EXERCISE DATA -
════

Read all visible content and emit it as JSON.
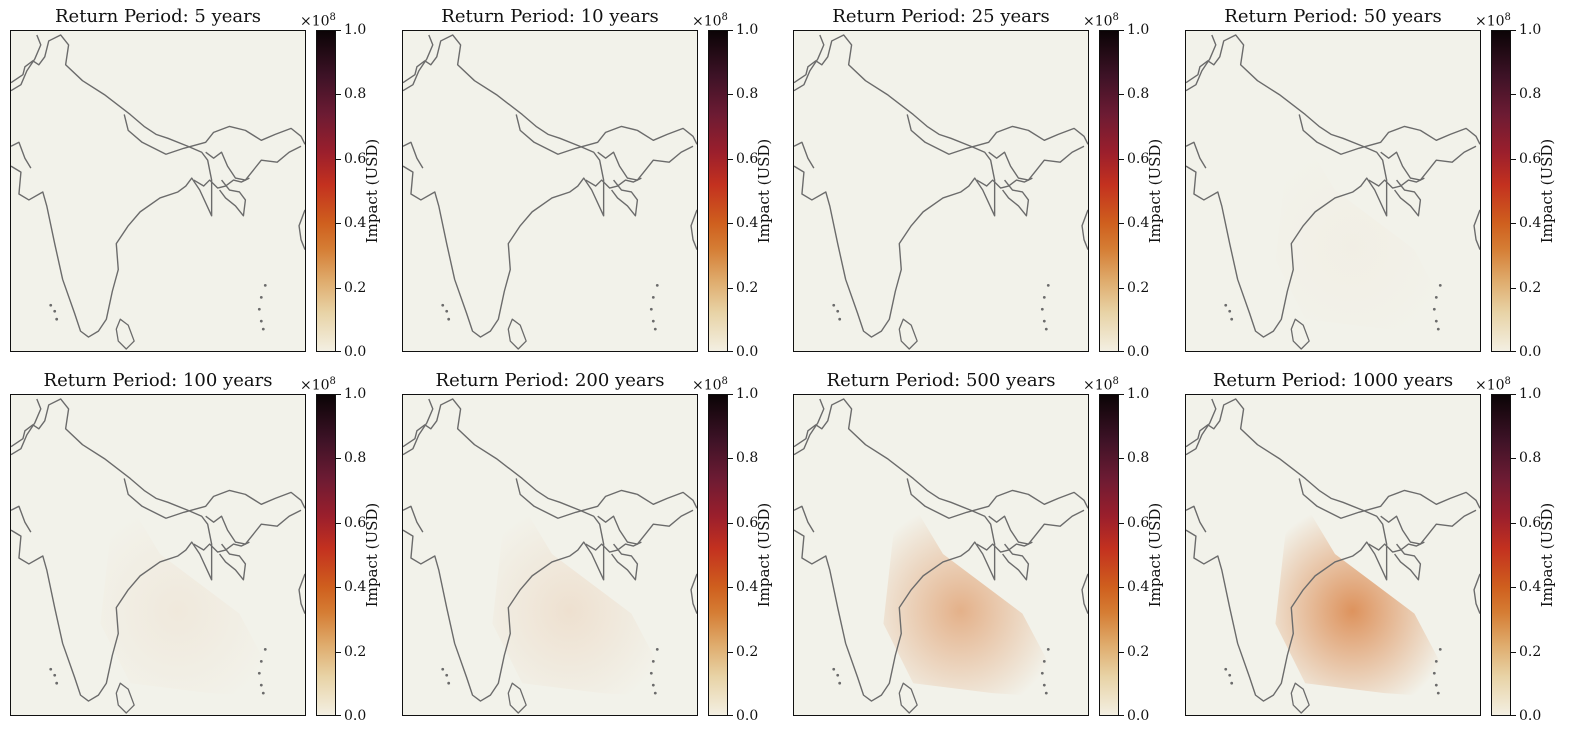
{
  "colorbar": {
    "label": "Impact (USD)",
    "exponent_base": "×10",
    "exponent_power": "8",
    "ticks": [
      "0.0",
      "0.2",
      "0.4",
      "0.6",
      "0.8",
      "1.0"
    ],
    "colors": [
      "#f3efe2",
      "#e8d3a6",
      "#dfab6c",
      "#d57d34",
      "#c3311f",
      "#6c1b33",
      "#0b0406"
    ]
  },
  "map": {
    "land_color": "#f2f2ea",
    "border_color": "#6b6b6b",
    "hotspot_color": "#d87b3a"
  },
  "panels": [
    {
      "title": "Return Period:  5 years",
      "intensity": 0.0
    },
    {
      "title": "Return Period:  10 years",
      "intensity": 0.0
    },
    {
      "title": "Return Period:  25 years",
      "intensity": 0.0
    },
    {
      "title": "Return Period:  50 years",
      "intensity": 0.03
    },
    {
      "title": "Return Period:  100 years",
      "intensity": 0.08
    },
    {
      "title": "Return Period:  200 years",
      "intensity": 0.15
    },
    {
      "title": "Return Period:  500 years",
      "intensity": 0.55
    },
    {
      "title": "Return Period:  1000 years",
      "intensity": 0.8
    }
  ]
}
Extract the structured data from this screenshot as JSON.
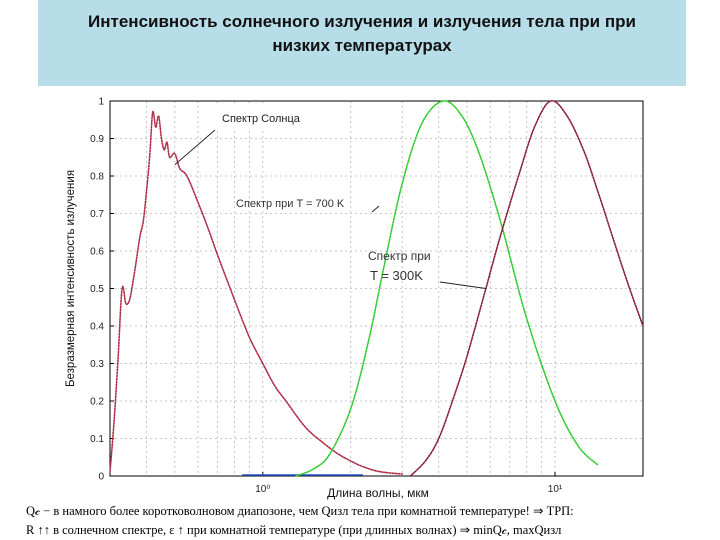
{
  "slide": {
    "title": "Интенсивность солнечного излучения и излучения тела при при низких температурах",
    "footer_line1": "Q𝒸 − в намного более коротковолновом диапозоне, чем Qизл тела при комнатной температуре! ⇒ ТРП:",
    "footer_line2": "R ↑↑ в солнечном спектре, ε ↑ при комнатной температуре (при длинных волнах) ⇒ minQ𝒸, maxQизл"
  },
  "colors": {
    "title_bg": "#b7dde8",
    "sun": "#b0304a",
    "t700": "#33cc33",
    "t300": "#8a2238",
    "baseline": "#2255cc",
    "grid": "#b8b8b8"
  },
  "chart_data": {
    "type": "line",
    "title": "",
    "xlabel": "Длина волны, мкм",
    "ylabel": "Безразмерная интенсивность излучения",
    "xscale": "log",
    "xlim": [
      0.3,
      20
    ],
    "ylim": [
      0,
      1
    ],
    "x_ticks": [
      {
        "value": 1,
        "label": "10⁰"
      },
      {
        "value": 10,
        "label": "10¹"
      }
    ],
    "y_ticks": [
      0,
      0.1,
      0.2,
      0.3,
      0.4,
      0.5,
      0.6,
      0.7,
      0.8,
      0.9,
      1
    ],
    "grid": true,
    "annotations": [
      {
        "text": "Спектр Солнца",
        "target_x": 0.5,
        "target_y": 0.83
      },
      {
        "text": "Спектр при T = 700 K",
        "target_x": 2.5,
        "target_y": 0.72
      },
      {
        "text": "Спектр при",
        "target_x": 5.8,
        "target_y": 0.5
      },
      {
        "text": "T = 300K",
        "target_x": 5.8,
        "target_y": 0.5
      }
    ],
    "series": [
      {
        "color": "#b0304a",
        "style": "dotted",
        "x": [
          0.3,
          0.31,
          0.32,
          0.33,
          0.34,
          0.35,
          0.36,
          0.37,
          0.38,
          0.39,
          0.4,
          0.41,
          0.42,
          0.43,
          0.44,
          0.45,
          0.46,
          0.47,
          0.48,
          0.5,
          0.52,
          0.55,
          0.6,
          0.65,
          0.7,
          0.8,
          0.9,
          1.0,
          1.1,
          1.2,
          1.4,
          1.6,
          1.8,
          2.0,
          2.2,
          2.5,
          3.0
        ],
        "y": [
          0.01,
          0.15,
          0.32,
          0.5,
          0.46,
          0.47,
          0.52,
          0.58,
          0.64,
          0.68,
          0.76,
          0.85,
          0.97,
          0.93,
          0.96,
          0.9,
          0.87,
          0.89,
          0.85,
          0.86,
          0.82,
          0.8,
          0.73,
          0.66,
          0.59,
          0.47,
          0.37,
          0.3,
          0.24,
          0.2,
          0.13,
          0.09,
          0.06,
          0.04,
          0.025,
          0.012,
          0.005
        ]
      },
      {
        "color": "#33cc33",
        "style": "dotted",
        "x": [
          1.3,
          1.5,
          1.7,
          2.0,
          2.3,
          2.6,
          3.0,
          3.5,
          4.14,
          4.8,
          5.5,
          6.5,
          8.0,
          10.0,
          12.0,
          14.0
        ],
        "y": [
          0.0,
          0.02,
          0.06,
          0.18,
          0.36,
          0.56,
          0.78,
          0.94,
          1.0,
          0.96,
          0.86,
          0.68,
          0.42,
          0.2,
          0.08,
          0.03
        ]
      },
      {
        "color": "#8a2238",
        "style": "dotted",
        "x": [
          3.2,
          3.6,
          4.0,
          4.5,
          5.0,
          5.8,
          6.5,
          7.5,
          8.5,
          9.66,
          11.0,
          12.5,
          14.0,
          16.0,
          18.0,
          20.0
        ],
        "y": [
          0.0,
          0.04,
          0.1,
          0.21,
          0.32,
          0.5,
          0.64,
          0.8,
          0.93,
          1.0,
          0.96,
          0.87,
          0.76,
          0.62,
          0.5,
          0.4
        ]
      }
    ]
  }
}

════

INSTRUCTIONS TO FOLLOW - Pick each line holding the word "JSON" out of the listing.

SOLUTION TO THE PROBLEM -
Read all visible content and emit it as JSON.
Extract the structured data from this screenshot as JSON.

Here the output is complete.